How many lines in the listing below contain the string "question"? Reply with the number alone.

▶ **Records for this exercise**:
-- Start --
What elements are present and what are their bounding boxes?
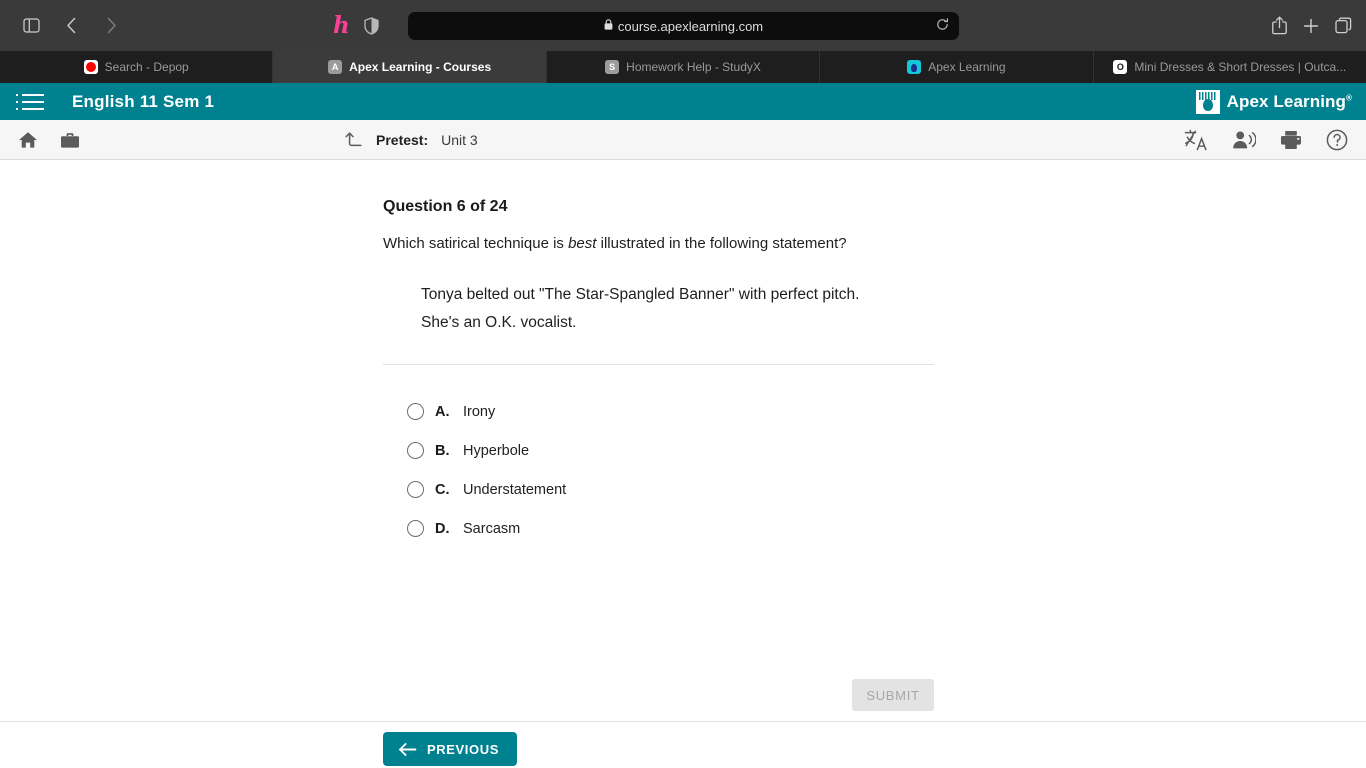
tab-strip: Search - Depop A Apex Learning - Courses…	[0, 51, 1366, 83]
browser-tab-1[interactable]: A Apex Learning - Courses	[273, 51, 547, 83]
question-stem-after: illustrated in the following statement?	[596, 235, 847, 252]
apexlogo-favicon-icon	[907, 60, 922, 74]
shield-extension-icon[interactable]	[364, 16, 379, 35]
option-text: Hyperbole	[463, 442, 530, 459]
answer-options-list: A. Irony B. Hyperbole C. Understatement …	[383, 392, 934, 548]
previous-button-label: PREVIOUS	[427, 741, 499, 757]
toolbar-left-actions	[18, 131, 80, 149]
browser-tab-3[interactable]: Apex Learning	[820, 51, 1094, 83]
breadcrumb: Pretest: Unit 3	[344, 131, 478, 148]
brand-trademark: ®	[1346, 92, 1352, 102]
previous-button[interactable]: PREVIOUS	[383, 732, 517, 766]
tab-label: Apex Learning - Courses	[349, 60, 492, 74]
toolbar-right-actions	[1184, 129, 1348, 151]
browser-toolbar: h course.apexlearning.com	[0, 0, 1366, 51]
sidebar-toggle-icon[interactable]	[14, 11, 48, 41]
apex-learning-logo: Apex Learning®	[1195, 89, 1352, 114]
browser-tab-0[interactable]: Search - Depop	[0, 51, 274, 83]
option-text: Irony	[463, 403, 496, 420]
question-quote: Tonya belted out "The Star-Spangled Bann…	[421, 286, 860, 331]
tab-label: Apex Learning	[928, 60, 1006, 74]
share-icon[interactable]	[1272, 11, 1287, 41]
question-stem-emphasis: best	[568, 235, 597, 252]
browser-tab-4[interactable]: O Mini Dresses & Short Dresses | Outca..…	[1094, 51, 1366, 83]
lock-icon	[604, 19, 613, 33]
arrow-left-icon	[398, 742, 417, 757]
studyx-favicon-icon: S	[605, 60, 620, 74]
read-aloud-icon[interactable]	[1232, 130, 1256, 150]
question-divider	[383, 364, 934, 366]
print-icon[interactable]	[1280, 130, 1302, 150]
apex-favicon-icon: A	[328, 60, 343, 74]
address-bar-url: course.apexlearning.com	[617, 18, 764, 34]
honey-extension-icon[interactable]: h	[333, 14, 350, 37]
-- End --
▶ **Response to the exercise**:
4